Structured figure records:
--
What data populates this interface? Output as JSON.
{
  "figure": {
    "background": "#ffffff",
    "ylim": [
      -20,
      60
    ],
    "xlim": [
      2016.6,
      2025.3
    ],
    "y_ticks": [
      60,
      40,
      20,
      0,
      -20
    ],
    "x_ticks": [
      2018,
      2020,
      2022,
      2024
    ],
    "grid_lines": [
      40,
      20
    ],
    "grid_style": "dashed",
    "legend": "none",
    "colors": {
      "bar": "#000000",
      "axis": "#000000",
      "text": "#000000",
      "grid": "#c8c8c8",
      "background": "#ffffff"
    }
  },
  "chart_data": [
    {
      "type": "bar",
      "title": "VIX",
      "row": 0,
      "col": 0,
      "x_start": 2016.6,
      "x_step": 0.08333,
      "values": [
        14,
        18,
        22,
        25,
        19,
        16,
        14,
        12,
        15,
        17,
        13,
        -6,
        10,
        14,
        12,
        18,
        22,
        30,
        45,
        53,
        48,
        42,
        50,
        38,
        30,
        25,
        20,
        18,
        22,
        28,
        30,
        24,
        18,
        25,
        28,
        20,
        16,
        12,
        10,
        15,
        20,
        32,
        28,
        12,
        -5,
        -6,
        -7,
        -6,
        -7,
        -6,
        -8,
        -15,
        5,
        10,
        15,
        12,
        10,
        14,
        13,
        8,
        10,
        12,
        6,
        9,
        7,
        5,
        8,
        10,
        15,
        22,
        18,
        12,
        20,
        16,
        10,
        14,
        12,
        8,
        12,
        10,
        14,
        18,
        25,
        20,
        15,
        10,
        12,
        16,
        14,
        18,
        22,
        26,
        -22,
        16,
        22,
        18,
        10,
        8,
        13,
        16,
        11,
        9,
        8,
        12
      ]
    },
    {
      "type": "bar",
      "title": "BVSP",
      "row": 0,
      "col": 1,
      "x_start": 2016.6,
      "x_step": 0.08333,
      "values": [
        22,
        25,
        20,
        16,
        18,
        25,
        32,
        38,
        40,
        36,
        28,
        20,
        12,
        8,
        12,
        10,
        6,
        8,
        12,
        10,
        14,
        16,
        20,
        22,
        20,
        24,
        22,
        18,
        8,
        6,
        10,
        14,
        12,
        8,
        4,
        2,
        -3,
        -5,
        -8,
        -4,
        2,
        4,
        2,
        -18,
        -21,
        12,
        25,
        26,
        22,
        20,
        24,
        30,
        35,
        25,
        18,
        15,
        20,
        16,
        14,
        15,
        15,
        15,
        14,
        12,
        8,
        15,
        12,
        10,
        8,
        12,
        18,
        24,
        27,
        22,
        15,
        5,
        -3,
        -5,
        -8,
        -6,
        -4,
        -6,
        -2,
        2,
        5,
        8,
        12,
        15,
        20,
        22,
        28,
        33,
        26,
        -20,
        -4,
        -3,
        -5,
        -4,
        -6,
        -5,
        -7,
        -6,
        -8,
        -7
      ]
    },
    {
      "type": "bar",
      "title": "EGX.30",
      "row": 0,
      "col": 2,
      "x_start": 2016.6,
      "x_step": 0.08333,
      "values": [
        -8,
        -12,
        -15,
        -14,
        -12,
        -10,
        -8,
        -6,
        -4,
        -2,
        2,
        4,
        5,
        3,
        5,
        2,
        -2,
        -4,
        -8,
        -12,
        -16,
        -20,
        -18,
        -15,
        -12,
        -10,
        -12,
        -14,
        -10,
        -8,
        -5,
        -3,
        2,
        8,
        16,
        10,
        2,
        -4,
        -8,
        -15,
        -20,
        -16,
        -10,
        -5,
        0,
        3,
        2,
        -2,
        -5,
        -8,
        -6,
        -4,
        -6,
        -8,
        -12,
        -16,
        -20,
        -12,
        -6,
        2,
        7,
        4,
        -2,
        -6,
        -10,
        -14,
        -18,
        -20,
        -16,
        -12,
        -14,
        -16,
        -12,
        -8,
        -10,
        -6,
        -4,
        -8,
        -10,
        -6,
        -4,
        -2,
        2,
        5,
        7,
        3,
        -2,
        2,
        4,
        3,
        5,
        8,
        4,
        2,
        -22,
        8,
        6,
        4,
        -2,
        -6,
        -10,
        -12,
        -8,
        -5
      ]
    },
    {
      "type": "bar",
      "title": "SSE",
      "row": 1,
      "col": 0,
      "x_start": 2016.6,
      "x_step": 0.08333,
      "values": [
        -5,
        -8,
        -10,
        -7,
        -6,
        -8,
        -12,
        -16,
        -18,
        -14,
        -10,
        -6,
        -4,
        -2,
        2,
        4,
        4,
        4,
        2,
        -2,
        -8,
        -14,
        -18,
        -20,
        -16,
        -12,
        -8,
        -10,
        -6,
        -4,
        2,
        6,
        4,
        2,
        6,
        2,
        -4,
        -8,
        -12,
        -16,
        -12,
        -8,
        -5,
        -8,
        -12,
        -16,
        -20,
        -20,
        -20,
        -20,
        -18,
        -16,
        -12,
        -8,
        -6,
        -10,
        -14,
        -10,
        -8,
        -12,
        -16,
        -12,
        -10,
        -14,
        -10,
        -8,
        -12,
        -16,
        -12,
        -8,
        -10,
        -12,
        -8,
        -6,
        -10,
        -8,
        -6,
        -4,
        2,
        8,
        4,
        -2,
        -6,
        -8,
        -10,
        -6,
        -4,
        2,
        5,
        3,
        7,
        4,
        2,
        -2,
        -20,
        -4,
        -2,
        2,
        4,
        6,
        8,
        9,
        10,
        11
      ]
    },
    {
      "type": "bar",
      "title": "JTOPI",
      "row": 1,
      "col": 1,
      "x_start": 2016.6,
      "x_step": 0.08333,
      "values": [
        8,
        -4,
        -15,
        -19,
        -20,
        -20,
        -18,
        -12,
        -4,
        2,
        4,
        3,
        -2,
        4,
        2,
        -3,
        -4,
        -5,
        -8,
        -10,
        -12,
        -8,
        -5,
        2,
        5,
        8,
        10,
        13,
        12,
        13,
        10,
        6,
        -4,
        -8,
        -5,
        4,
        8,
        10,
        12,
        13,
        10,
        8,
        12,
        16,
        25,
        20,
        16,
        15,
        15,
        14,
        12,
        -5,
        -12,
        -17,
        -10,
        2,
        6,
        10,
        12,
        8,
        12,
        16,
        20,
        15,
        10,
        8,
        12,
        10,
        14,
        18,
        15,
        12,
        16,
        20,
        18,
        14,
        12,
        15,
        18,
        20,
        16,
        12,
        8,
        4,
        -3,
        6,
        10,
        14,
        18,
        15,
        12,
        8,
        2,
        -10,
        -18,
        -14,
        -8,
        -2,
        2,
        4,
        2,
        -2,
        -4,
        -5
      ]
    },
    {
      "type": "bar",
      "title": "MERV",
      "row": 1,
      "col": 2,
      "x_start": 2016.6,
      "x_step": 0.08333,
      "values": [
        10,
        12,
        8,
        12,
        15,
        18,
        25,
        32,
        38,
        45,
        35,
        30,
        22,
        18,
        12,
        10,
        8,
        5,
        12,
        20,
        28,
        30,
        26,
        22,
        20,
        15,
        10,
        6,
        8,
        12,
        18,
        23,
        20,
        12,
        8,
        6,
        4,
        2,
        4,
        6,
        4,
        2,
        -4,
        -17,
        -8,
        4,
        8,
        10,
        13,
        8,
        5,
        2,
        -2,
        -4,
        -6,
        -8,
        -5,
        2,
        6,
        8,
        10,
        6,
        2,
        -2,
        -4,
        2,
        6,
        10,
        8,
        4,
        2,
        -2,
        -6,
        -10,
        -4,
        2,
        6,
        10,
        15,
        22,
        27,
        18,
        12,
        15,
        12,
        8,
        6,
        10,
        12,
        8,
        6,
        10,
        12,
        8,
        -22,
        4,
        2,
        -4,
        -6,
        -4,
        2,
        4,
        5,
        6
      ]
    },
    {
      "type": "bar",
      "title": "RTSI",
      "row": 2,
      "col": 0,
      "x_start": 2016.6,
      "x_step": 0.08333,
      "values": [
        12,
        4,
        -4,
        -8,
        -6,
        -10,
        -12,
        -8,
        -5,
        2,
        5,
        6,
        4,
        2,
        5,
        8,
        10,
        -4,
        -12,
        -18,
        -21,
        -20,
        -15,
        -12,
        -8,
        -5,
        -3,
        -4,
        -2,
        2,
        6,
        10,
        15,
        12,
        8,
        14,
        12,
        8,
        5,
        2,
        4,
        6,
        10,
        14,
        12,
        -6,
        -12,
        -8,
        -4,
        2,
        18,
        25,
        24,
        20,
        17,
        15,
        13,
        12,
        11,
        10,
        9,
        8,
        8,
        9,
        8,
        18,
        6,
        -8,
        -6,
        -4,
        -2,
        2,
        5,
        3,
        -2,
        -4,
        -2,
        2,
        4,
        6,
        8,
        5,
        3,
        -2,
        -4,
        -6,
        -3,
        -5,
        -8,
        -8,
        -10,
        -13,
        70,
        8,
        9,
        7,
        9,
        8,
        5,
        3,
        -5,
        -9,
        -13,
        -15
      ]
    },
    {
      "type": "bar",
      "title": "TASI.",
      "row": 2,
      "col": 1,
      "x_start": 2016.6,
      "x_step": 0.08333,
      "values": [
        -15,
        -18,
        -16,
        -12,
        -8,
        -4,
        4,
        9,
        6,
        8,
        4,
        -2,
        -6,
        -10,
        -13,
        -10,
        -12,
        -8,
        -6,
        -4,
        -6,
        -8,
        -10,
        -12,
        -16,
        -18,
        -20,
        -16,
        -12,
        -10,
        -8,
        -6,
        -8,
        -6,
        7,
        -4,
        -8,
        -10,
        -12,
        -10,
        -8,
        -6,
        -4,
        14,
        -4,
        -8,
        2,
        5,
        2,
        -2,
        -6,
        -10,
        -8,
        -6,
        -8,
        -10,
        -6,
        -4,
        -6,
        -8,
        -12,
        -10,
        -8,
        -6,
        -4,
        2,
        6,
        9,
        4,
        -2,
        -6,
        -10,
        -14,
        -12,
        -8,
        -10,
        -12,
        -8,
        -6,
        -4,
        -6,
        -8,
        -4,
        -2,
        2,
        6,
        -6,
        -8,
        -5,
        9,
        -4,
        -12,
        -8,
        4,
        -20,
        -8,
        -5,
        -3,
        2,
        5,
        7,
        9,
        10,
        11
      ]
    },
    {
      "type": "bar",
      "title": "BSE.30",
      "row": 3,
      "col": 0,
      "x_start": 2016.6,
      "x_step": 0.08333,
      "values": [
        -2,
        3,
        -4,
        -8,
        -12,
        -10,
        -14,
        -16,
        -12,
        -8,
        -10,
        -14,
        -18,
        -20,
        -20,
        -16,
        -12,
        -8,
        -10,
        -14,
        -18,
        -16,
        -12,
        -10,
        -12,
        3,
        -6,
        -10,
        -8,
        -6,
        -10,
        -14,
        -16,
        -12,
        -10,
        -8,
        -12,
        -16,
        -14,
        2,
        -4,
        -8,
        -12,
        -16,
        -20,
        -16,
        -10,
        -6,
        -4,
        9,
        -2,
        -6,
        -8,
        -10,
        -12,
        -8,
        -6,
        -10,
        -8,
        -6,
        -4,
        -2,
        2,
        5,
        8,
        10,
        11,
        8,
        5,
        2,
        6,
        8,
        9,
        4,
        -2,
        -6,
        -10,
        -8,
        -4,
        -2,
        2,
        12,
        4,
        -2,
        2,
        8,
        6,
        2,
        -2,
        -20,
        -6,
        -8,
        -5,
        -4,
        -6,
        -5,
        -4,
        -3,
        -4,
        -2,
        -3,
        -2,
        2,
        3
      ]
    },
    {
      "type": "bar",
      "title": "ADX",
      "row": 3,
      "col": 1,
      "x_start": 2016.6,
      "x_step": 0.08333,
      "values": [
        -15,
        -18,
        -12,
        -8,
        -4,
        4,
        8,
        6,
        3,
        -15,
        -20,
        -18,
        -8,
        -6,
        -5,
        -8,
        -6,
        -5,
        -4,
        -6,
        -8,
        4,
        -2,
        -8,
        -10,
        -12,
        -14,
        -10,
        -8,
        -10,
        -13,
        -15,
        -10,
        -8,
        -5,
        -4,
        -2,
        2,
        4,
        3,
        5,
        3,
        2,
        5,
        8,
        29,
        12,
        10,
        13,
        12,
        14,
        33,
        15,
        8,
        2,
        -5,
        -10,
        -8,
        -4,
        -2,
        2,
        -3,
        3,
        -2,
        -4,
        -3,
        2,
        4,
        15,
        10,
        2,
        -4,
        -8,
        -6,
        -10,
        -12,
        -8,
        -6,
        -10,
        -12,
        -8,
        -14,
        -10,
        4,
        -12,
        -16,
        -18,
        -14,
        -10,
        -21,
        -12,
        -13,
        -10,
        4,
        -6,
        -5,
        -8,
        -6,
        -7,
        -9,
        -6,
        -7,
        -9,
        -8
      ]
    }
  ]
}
--
§ Exercise directions: Report how many lines in this data include the string "title", and nothing else.

§ Problem solution: 10